Problem requirements:
Search the records that follow and extract every line containing the string "content".

===== Listed records

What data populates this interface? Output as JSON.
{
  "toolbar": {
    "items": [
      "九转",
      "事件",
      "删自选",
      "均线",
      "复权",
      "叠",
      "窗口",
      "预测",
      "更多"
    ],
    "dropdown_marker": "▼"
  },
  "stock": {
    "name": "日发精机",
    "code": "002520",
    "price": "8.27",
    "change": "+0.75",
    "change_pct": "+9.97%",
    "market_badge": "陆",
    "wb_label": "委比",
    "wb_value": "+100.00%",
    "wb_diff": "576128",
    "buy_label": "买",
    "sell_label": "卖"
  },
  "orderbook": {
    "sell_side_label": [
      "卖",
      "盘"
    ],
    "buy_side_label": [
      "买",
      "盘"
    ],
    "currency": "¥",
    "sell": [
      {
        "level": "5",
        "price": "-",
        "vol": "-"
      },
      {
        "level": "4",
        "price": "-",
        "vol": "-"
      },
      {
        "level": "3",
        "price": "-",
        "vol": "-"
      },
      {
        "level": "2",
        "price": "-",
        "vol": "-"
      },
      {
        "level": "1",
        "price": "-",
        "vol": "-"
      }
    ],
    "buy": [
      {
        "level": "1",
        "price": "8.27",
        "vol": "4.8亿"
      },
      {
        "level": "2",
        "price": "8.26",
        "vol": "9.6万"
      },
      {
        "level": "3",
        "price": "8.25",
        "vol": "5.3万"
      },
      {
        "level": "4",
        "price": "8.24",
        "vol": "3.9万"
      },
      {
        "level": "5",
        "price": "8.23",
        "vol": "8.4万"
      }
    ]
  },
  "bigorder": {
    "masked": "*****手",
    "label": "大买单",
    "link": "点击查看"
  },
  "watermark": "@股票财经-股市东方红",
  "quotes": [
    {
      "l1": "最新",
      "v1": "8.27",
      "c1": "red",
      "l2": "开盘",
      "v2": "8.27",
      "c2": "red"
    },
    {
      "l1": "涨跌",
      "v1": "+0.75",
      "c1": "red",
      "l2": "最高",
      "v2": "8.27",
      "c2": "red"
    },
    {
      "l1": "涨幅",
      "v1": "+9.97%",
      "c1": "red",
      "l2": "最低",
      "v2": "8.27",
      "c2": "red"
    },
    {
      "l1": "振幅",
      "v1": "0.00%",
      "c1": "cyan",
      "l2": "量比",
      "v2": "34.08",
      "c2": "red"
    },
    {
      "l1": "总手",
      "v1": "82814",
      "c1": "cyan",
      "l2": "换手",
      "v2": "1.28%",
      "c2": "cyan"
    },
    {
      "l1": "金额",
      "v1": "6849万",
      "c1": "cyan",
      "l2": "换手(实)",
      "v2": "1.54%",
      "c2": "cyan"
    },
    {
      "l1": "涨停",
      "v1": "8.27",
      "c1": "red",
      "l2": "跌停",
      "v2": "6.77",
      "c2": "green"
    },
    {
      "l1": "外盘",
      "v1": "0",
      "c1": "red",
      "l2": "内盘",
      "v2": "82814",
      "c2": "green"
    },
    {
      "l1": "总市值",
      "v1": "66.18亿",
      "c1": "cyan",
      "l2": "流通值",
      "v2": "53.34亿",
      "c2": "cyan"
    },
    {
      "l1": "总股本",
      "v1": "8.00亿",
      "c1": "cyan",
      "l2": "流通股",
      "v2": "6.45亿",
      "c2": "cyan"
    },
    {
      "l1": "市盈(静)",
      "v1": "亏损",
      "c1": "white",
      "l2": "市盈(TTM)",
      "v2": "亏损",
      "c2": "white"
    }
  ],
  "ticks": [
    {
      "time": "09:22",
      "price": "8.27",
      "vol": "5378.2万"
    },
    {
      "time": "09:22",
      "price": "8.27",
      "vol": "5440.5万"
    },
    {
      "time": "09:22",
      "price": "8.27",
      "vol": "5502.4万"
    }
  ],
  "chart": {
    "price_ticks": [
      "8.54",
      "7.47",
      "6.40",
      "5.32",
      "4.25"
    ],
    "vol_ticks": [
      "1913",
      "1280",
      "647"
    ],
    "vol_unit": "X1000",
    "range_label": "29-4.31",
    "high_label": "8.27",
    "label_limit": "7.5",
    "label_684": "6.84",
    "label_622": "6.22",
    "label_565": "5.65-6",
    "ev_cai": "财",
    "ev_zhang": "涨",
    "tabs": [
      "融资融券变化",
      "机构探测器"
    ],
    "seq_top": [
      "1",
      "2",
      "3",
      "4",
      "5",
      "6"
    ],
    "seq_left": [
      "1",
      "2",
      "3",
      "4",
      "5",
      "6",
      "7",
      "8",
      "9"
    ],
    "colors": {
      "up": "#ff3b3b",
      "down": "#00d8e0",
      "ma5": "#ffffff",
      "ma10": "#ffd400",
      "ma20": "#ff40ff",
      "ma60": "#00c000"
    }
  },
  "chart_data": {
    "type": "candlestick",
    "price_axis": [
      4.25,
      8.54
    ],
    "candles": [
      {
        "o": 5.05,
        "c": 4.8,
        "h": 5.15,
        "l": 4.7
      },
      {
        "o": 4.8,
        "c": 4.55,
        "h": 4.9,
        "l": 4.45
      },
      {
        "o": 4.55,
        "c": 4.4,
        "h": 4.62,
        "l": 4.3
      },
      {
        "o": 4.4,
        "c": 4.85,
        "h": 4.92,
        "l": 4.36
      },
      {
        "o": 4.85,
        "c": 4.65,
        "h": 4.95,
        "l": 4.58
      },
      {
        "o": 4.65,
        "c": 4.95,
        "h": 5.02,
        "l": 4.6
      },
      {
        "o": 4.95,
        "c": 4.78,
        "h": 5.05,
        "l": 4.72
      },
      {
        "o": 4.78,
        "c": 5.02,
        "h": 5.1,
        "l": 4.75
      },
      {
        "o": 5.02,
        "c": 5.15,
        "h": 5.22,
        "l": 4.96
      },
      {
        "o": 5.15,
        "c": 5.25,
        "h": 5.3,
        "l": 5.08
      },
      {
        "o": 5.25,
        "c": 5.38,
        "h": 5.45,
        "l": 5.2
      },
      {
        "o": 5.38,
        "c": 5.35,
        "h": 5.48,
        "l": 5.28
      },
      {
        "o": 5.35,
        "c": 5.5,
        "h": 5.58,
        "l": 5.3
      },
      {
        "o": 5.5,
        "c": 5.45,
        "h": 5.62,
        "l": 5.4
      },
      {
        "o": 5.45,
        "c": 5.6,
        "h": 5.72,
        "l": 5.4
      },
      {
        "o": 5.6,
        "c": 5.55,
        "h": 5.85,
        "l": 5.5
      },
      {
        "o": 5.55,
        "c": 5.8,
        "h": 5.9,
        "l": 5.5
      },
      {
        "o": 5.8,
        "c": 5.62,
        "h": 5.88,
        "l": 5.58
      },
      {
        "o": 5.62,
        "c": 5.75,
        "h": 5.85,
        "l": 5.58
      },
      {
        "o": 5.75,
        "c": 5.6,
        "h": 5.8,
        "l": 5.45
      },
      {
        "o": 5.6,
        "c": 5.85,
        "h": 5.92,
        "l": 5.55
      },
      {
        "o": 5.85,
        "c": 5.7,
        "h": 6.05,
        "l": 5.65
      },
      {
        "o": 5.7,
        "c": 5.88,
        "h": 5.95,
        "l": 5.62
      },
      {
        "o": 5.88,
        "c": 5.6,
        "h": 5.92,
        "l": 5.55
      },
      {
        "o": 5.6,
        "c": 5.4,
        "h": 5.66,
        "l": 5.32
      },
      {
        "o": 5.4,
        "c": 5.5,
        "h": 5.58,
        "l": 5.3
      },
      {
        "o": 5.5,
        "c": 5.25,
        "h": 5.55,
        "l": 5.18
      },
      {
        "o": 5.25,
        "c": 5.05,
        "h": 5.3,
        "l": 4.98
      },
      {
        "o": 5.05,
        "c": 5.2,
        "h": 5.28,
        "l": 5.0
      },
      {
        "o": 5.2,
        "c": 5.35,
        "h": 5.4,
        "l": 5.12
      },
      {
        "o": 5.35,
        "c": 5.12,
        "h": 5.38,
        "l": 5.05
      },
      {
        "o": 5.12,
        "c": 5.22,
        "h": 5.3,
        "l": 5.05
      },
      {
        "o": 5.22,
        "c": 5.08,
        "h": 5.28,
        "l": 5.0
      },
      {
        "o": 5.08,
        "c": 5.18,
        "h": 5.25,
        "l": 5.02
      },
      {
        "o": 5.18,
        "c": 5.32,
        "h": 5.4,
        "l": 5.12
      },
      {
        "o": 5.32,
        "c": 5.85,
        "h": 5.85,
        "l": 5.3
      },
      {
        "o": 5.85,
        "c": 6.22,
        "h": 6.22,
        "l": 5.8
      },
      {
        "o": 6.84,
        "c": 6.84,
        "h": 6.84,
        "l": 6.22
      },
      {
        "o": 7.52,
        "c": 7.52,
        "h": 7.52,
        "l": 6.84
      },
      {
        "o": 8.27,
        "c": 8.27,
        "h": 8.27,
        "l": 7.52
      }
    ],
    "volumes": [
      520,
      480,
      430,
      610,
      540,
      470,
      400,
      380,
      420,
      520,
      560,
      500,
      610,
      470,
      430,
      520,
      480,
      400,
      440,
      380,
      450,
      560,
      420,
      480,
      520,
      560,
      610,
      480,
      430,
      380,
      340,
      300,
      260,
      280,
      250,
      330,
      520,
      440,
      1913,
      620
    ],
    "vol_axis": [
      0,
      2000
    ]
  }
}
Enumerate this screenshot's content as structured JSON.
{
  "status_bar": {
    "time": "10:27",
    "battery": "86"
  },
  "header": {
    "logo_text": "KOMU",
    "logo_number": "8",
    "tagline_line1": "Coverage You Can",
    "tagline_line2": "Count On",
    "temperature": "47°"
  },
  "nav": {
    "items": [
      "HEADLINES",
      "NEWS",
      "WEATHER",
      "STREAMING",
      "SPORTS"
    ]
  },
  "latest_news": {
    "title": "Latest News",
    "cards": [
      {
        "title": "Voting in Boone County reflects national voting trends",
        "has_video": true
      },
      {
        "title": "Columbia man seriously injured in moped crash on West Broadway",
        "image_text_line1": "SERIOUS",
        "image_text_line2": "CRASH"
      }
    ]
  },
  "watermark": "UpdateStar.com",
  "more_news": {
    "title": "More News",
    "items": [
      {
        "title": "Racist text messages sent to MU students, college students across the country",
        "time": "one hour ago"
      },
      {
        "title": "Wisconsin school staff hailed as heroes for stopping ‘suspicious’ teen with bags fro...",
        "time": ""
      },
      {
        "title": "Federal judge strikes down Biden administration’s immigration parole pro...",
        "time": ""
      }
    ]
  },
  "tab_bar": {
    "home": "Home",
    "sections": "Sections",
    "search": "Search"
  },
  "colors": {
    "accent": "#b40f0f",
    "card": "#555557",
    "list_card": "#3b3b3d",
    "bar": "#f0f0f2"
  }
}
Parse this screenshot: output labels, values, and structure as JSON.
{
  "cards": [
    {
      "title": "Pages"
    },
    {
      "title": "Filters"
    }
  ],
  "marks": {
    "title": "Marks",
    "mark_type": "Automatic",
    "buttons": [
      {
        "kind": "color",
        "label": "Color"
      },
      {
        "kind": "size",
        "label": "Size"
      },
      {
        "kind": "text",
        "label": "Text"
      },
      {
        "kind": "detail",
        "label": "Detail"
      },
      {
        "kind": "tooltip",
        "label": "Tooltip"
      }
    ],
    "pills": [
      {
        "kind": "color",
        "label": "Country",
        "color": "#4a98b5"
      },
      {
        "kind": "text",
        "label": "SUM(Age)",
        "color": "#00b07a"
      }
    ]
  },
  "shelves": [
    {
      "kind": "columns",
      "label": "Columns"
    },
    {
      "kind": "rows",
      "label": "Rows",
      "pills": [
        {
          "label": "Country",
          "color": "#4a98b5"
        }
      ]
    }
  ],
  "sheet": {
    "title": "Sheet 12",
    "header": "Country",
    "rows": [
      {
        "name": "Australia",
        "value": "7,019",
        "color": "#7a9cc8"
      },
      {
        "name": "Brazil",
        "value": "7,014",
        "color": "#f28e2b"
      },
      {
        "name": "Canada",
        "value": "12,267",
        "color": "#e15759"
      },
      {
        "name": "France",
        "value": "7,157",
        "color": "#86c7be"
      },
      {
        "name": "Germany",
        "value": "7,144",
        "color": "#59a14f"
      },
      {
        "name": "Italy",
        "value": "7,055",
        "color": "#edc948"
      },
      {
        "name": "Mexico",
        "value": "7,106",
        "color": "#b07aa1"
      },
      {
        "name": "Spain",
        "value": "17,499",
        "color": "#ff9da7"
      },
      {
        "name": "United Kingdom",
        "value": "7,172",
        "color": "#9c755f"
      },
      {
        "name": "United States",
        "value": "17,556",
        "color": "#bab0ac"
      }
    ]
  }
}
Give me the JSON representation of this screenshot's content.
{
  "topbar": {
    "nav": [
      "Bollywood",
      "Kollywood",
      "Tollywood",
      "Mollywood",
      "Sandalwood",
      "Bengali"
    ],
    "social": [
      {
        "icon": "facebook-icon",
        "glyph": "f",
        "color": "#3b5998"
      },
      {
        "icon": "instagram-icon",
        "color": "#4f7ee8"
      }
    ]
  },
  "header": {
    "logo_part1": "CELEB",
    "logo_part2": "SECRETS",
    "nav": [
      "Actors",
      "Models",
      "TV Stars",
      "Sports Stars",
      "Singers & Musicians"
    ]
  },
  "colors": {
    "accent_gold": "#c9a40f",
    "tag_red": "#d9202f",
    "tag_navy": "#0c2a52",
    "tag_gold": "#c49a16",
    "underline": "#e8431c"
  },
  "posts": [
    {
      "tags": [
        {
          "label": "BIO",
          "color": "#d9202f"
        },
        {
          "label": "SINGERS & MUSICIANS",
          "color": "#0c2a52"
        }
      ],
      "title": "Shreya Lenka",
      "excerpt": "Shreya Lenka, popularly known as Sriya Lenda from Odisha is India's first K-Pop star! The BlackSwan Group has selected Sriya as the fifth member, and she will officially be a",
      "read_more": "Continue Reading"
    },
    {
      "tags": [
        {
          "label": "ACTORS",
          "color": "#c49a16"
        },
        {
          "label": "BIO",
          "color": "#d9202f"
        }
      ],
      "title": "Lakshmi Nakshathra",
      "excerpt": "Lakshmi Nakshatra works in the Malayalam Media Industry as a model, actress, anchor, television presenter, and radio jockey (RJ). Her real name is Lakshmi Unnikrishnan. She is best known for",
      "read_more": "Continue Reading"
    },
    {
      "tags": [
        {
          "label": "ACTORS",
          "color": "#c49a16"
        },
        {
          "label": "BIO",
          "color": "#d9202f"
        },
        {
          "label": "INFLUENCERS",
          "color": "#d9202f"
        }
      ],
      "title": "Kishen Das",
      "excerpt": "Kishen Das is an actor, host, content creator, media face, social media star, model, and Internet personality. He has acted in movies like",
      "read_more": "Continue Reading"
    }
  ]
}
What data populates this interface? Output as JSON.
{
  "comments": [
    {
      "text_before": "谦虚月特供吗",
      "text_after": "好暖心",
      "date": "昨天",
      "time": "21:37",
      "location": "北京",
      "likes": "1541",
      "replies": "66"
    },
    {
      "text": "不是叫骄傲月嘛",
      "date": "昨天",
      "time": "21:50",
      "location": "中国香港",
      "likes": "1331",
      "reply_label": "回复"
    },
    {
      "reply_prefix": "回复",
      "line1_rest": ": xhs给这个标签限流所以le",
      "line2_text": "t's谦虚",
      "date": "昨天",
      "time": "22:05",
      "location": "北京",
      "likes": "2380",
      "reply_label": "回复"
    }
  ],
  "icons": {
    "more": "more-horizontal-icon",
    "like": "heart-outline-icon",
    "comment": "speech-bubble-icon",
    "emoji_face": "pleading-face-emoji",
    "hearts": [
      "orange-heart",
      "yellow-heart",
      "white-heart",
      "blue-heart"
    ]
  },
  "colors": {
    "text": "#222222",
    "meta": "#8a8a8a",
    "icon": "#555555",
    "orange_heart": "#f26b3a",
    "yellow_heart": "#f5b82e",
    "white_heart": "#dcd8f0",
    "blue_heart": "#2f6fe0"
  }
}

==========

Exercise response:
Enumerate this screenshot's content as structured JSON.
Give me the JSON representation of this screenshot's content.
      "excerpt": "Kishen Das is an actor, host, content creator, media face, social media star, model, and Internet personality. He has acted in movies like",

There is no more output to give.